__Exercise brief__. Arrange the listing below as a JSON list of strings, one string per line and no blank lines, beginning at the line that has "Detect and localize" and stopping after the line that has "tool-window-label: TODO xyxy=(169,496,209,512)". Leave the pictures out of the answer.

-- START OF Dataset excerpts --

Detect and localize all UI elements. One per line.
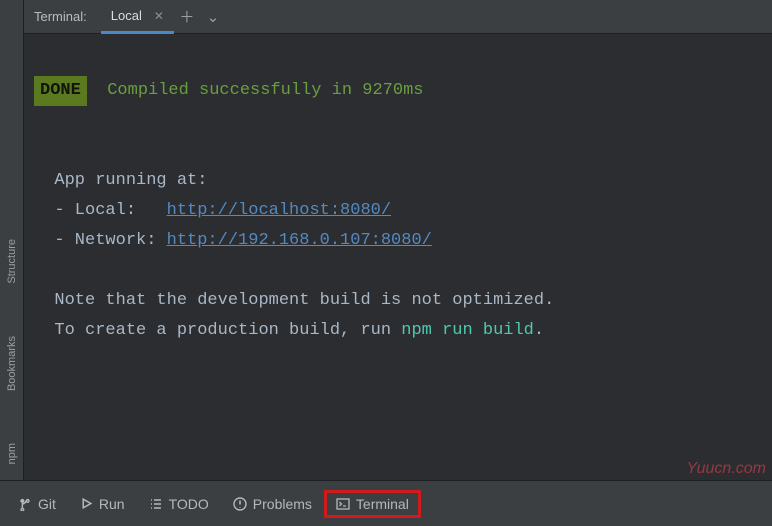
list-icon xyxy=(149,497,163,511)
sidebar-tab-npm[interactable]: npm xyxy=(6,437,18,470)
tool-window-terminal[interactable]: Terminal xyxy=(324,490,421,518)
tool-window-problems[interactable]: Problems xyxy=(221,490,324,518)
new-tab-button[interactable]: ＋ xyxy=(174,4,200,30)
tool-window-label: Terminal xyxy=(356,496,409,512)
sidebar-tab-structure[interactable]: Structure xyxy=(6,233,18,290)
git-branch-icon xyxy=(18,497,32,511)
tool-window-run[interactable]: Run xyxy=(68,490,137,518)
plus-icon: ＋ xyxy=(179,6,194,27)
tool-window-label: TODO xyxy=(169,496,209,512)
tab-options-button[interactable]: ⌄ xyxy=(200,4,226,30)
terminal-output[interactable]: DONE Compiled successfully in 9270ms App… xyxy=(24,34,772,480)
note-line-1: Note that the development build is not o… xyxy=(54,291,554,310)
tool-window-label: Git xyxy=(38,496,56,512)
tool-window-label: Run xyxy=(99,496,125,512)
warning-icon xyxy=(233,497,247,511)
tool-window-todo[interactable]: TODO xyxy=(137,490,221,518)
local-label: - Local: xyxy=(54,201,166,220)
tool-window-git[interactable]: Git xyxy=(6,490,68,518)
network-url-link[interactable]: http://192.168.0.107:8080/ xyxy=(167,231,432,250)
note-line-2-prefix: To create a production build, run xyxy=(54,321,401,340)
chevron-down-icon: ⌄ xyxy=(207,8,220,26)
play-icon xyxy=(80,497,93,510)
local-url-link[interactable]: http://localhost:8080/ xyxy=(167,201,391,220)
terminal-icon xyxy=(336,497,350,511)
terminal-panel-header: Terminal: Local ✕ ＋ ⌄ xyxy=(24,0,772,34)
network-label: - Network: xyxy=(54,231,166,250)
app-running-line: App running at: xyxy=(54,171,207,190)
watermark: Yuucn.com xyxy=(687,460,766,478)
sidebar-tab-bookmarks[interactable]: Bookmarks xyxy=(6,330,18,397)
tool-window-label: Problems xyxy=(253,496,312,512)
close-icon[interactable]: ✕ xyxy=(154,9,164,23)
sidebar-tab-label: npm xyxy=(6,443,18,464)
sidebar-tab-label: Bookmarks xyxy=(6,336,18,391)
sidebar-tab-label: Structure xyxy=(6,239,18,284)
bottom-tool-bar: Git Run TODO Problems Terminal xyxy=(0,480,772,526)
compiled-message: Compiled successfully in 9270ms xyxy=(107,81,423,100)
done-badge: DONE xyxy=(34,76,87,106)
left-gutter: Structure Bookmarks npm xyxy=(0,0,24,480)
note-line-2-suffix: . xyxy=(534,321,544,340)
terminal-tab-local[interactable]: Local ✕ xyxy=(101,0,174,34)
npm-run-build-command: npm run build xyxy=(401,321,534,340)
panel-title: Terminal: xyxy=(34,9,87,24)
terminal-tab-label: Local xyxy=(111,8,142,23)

-- END OF Dataset excerpts --
-- START OF Dataset excerpts --

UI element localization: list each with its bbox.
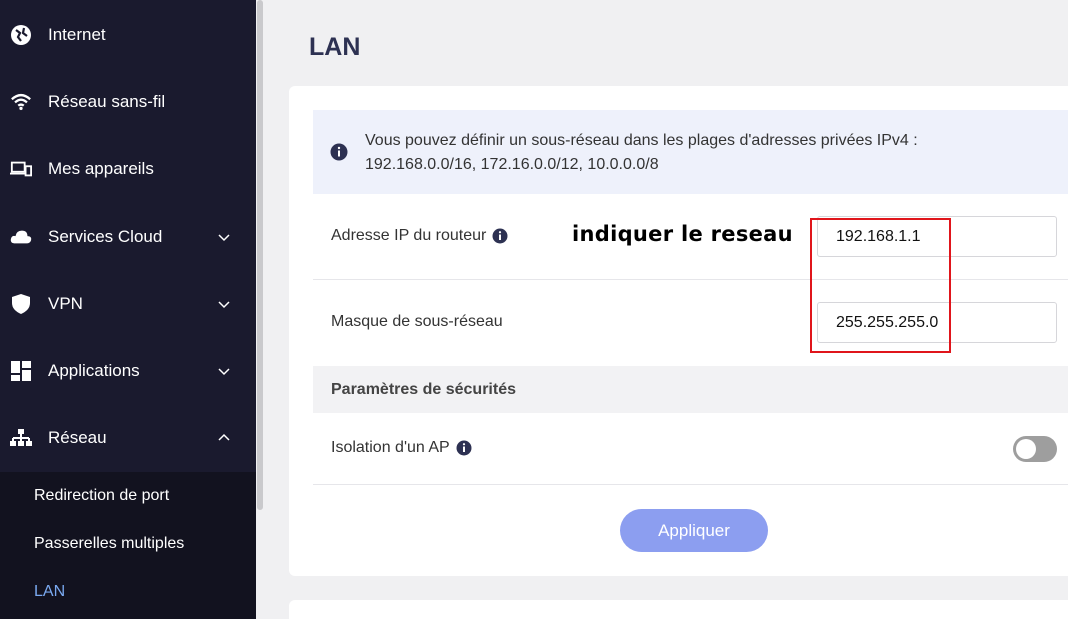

-- END OF Dataset excerpts --

__Reply to the exercise__.
[
  "Detect and localize all UI elements. One per line.",
  "list-icon xyxy=(149,497,163,511)",
  "sidebar-tab-npm[interactable]: npm xyxy=(6,437,18,470)",
  "tool-window-terminal[interactable]: Terminal xyxy=(324,490,421,518)",
  "tool-window-problems[interactable]: Problems xyxy=(221,490,324,518)",
  "new-tab-button[interactable]: ＋ xyxy=(174,4,200,30)",
  "tool-window-label: Terminal xyxy=(356,496,409,512)",
  "sidebar-tab-structure[interactable]: Structure xyxy=(6,233,18,290)",
  "git-branch-icon xyxy=(18,497,32,511)",
  "tool-window-run[interactable]: Run xyxy=(68,490,137,518)",
  "plus-icon: ＋ xyxy=(179,6,194,27)",
  "tool-window-label: TODO xyxy=(169,496,209,512)"
]